===== DATA EXTRACT
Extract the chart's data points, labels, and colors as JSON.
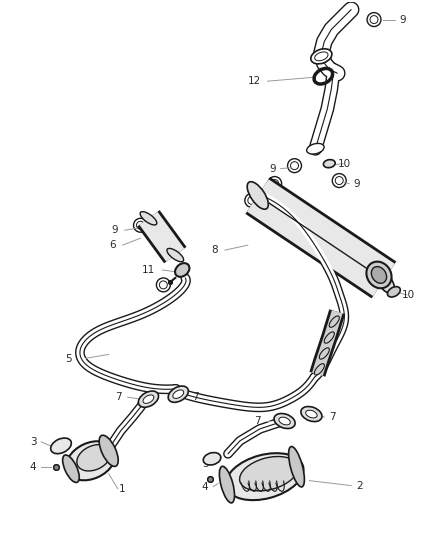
{
  "background_color": "#ffffff",
  "line_color": "#1a1a1a",
  "label_color": "#2a2a2a",
  "callout_line_color": "#999999",
  "fig_width": 4.38,
  "fig_height": 5.33,
  "dpi": 100
}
==========
SHORT TASK ->
Reproduce the whole listing above word for word, but not its pictures.

TASK SOLUTION ->
Extract the chart's data points, labels, and colors as JSON.
{
  "background_color": "#ffffff",
  "line_color": "#1a1a1a",
  "label_color": "#2a2a2a",
  "callout_line_color": "#999999",
  "fig_width": 4.38,
  "fig_height": 5.33,
  "dpi": 100
}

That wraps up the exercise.